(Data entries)
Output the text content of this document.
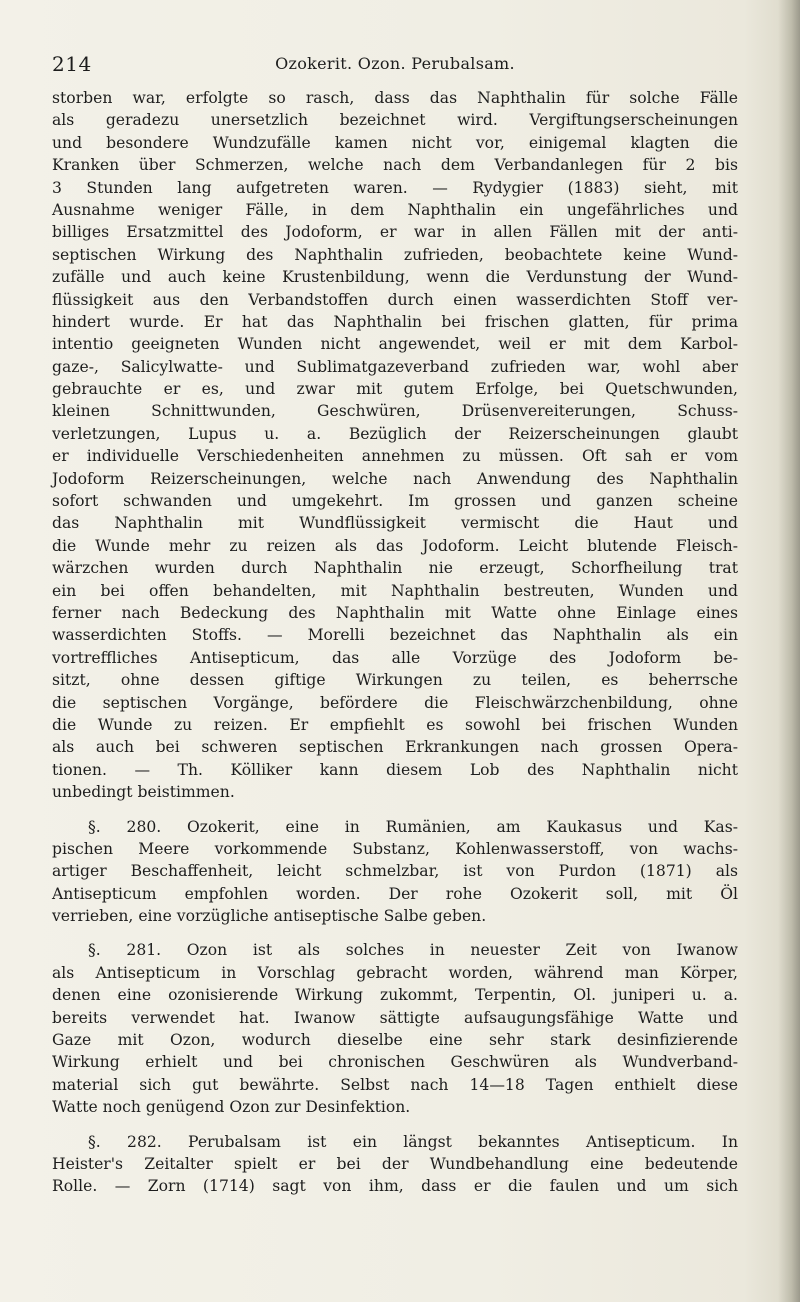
214	Ozokerit. Ozon. Perubalsam.
storben war, erfolgte so rasch, dass das Naphthalin für solche Fälle
als geradezu unersetzlich bezeichnet wird. Vergiftungserscheinungen
und besondere Wundzufälle kamen nicht vor, einigemal klagten die
Kranken über Schmerzen, welche nach dem Verbandanlegen für 2 bis
3 Stunden lang aufgetreten waren. — Rydygier (1883) sieht, mit
Ausnahme weniger Fälle, in dem Naphthalin ein ungefährliches und
billiges Ersatzmittel des Jodoform, er war in allen Fällen mit der anti-
septischen Wirkung des Naphthalin zufrieden, beobachtete keine Wund-
zufälle und auch keine Krustenbildung, wenn die Verdunstung der Wund-
flüssigkeit aus den Verbandstoffen durch einen wasserdichten Stoff ver-
hindert wurde. Er hat das Naphthalin bei frischen glatten, für prima
intentio geeigneten Wunden nicht angewendet, weil er mit dem Karbol-
gaze-, Salicylwatte- und Sublimatgazeverband zufrieden war, wohl aber
gebrauchte er es, und zwar mit gutem Erfolge, bei Quetschwunden,
kleinen Schnittwunden, Geschwüren, Drüsenvereiterungen, Schuss-
verletzungen, Lupus u. a. Bezüglich der Reizerscheinungen glaubt
er individuelle Verschiedenheiten annehmen zu müssen. Oft sah er vom
Jodoform Reizerscheinungen, welche nach Anwendung des Naphthalin
sofort schwanden und umgekehrt. Im grossen und ganzen scheine
das Naphthalin mit Wundflüssigkeit vermischt die Haut und
die Wunde mehr zu reizen als das Jodoform. Leicht blutende Fleisch-
wärzchen wurden durch Naphthalin nie erzeugt, Schorfheilung trat
ein bei offen behandelten, mit Naphthalin bestreuten, Wunden und
ferner nach Bedeckung des Naphthalin mit Watte ohne Einlage eines
wasserdichten Stoffs. — Morelli bezeichnet das Naphthalin als ein
vortreffliches Antisepticum, das alle Vorzüge des Jodoform be-
sitzt, ohne dessen giftige Wirkungen zu teilen, es beherrsche
die septischen Vorgänge, befördere die Fleischwärzchenbildung, ohne
die Wunde zu reizen. Er empfiehlt es sowohl bei frischen Wunden
als auch bei schweren septischen Erkrankungen nach grossen Opera-
tionen. — Th. Kölliker kann diesem Lob des Naphthalin nicht
unbedingt beistimmen.
§. 280. Ozokerit, eine in Rumänien, am Kaukasus und Kas-
pischen Meere vorkommende Substanz, Kohlenwasserstoff, von wachs-
artiger Beschaffenheit, leicht schmelzbar, ist von Purdon (1871) als
Antisepticum empfohlen worden. Der rohe Ozokerit soll, mit Öl
verrieben, eine vorzügliche antiseptische Salbe geben.
§. 281. Ozon ist als solches in neuester Zeit von Iwanow
als Antisepticum in Vorschlag gebracht worden, während man Körper,
denen eine ozonisierende Wirkung zukommt, Terpentin, Ol. juniperi u. a.
bereits verwendet hat. Iwanow sättigte aufsaugungsfähige Watte und
Gaze mit Ozon, wodurch dieselbe eine sehr stark desinfizierende
Wirkung erhielt und bei chronischen Geschwüren als Wundverband-
material sich gut bewährte. Selbst nach 14—18 Tagen enthielt diese
Watte noch genügend Ozon zur Desinfektion.
§. 282. Perubalsam ist ein längst bekanntes Antisepticum. In
Heister's Zeitalter spielt er bei der Wundbehandlung eine bedeutende
Rolle. — Zorn (1714) sagt von ihm, dass er die faulen und um sich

Request: Retype the whole listing exactly and leave the pictures out.

Complete output:
Output the text content of this document.
214	Ozokerit. Ozon. Perubalsam.
storben war, erfolgte so rasch, dass das Naphthalin für solche Fälle
als geradezu unersetzlich bezeichnet wird. Vergiftungserscheinungen
und besondere Wundzufälle kamen nicht vor, einigemal klagten die
Kranken über Schmerzen, welche nach dem Verbandanlegen für 2 bis
3 Stunden lang aufgetreten waren. — Rydygier (1883) sieht, mit
Ausnahme weniger Fälle, in dem Naphthalin ein ungefährliches und
billiges Ersatzmittel des Jodoform, er war in allen Fällen mit der anti-
septischen Wirkung des Naphthalin zufrieden, beobachtete keine Wund-
zufälle und auch keine Krustenbildung, wenn die Verdunstung der Wund-
flüssigkeit aus den Verbandstoffen durch einen wasserdichten Stoff ver-
hindert wurde. Er hat das Naphthalin bei frischen glatten, für prima
intentio geeigneten Wunden nicht angewendet, weil er mit dem Karbol-
gaze-, Salicylwatte- und Sublimatgazeverband zufrieden war, wohl aber
gebrauchte er es, und zwar mit gutem Erfolge, bei Quetschwunden,
kleinen Schnittwunden, Geschwüren, Drüsenvereiterungen, Schuss-
verletzungen, Lupus u. a. Bezüglich der Reizerscheinungen glaubt
er individuelle Verschiedenheiten annehmen zu müssen. Oft sah er vom
Jodoform Reizerscheinungen, welche nach Anwendung des Naphthalin
sofort schwanden und umgekehrt. Im grossen und ganzen scheine
das Naphthalin mit Wundflüssigkeit vermischt die Haut und
die Wunde mehr zu reizen als das Jodoform. Leicht blutende Fleisch-
wärzchen wurden durch Naphthalin nie erzeugt, Schorfheilung trat
ein bei offen behandelten, mit Naphthalin bestreuten, Wunden und
ferner nach Bedeckung des Naphthalin mit Watte ohne Einlage eines
wasserdichten Stoffs. — Morelli bezeichnet das Naphthalin als ein
vortreffliches Antisepticum, das alle Vorzüge des Jodoform be-
sitzt, ohne dessen giftige Wirkungen zu teilen, es beherrsche
die septischen Vorgänge, befördere die Fleischwärzchenbildung, ohne
die Wunde zu reizen. Er empfiehlt es sowohl bei frischen Wunden
als auch bei schweren septischen Erkrankungen nach grossen Opera-
tionen. — Th. Kölliker kann diesem Lob des Naphthalin nicht
unbedingt beistimmen.
§. 280. Ozokerit, eine in Rumänien, am Kaukasus und Kas-
pischen Meere vorkommende Substanz, Kohlenwasserstoff, von wachs-
artiger Beschaffenheit, leicht schmelzbar, ist von Purdon (1871) als
Antisepticum empfohlen worden. Der rohe Ozokerit soll, mit Öl
verrieben, eine vorzügliche antiseptische Salbe geben.
§. 281. Ozon ist als solches in neuester Zeit von Iwanow
als Antisepticum in Vorschlag gebracht worden, während man Körper,
denen eine ozonisierende Wirkung zukommt, Terpentin, Ol. juniperi u. a.
bereits verwendet hat. Iwanow sättigte aufsaugungsfähige Watte und
Gaze mit Ozon, wodurch dieselbe eine sehr stark desinfizierende
Wirkung erhielt und bei chronischen Geschwüren als Wundverband-
material sich gut bewährte. Selbst nach 14—18 Tagen enthielt diese
Watte noch genügend Ozon zur Desinfektion.
§. 282. Perubalsam ist ein längst bekanntes Antisepticum. In
Heister's Zeitalter spielt er bei der Wundbehandlung eine bedeutende
Rolle. — Zorn (1714) sagt von ihm, dass er die faulen und um sich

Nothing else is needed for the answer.